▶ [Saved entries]
++++++++
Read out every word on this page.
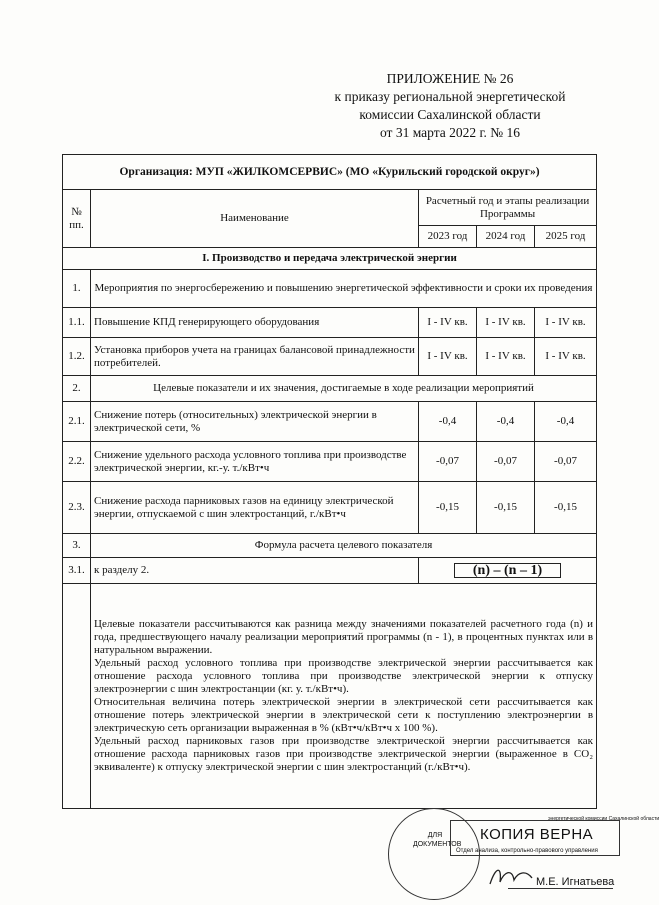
ПРИЛОЖЕНИЕ № 26
к приказу региональной энергетической
комиссии Сахалинской области
от 31 марта 2022 г. № 16
Организация: МУП «ЖИЛКОМСЕРВИС» (МО «Курильский городской округ»)				
№ пп.	Наименование	Расчетный год и этапы реализации Программы		
		2023 год	2024 год	2025 год
I. Производство и передача электрической энергии				
1.	Мероприятия по энергосбережению и повышению энергетической эффективности и сроки их проведения			
1.1.	Повышение КПД генерирующего оборудования	I - IV кв.	I - IV кв.	I - IV кв.
1.2.	Установка приборов учета на границах балансовой принадлежности потребителей.	I - IV кв.	I - IV кв.	I - IV кв.
2.	Целевые показатели и их значения, достигаемые в ходе реализации мероприятий			
2.1.	Снижение потерь (относительных) электрической энергии в электрической сети, %	-0,4	-0,4	-0,4
2.2.	Снижение удельного расхода условного топлива при производстве электрической энергии, кг.-у. т./кВт•ч	-0,07	-0,07	-0,07
2.3.	Снижение расхода парниковых газов на единицу электрической энергии, отпускаемой с шин электростанций, г./кВт•ч	-0,15	-0,15	-0,15
3.	Формула расчета целевого показателя			
3.1.	к разделу 2.	(n) – (n – 1)		

	Целевые показатели рассчитываются как разница между значениями показателей расчетного года (n) и года, предшествующего началу реализации мероприятий программы (n - 1), в процентных пунктах или в натуральном выражении.

Удельный расход условного топлива при производстве электрической энергии рассчитывается как отношение расхода условного топлива при производстве электрической энергии к отпуску электроэнергии с шин электростанции (кг. у. т./кВт•ч).

Относительная величина потерь электрической энергии в электрической сети рассчитывается как отношение потерь электрической энергии в электрической сети к поступлению электроэнергии в электрическую сеть организации выраженная в % (кВт•ч/кВт•ч х 100 %).

Удельный расход парниковых газов при производстве электрической энергии рассчитывается как отношение расхода парниковых газов при производстве электрической энергии (выраженное в CO₂ эквиваленте) к отпуску электрической энергии с шин электростанций (г./кВт•ч).			

ДЛЯ ДОКУМЕНТОВ
энергетической комиссии Сахалинской области
КОПИЯ ВЕРНА
Отдел анализа, контрольно-правового управления
М.Е. Игнатьева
++++++++
▶ [Goal] Look through the records and gather each line with the word "Снижение".

▶ [Correct answer]
2.1.	Снижение потерь (относительных) электрической энергии в электрической сети, %	-0,4	-0,4	-0,4
2.2.	Снижение удельного расхода условного топлива при производстве электрической энергии, кг.-у. т./кВт•ч	-0,07	-0,07	-0,07
2.3.	Снижение расхода парниковых газов на единицу электрической энергии, отпускаемой с шин электростанций, г./кВт•ч	-0,15	-0,15	-0,15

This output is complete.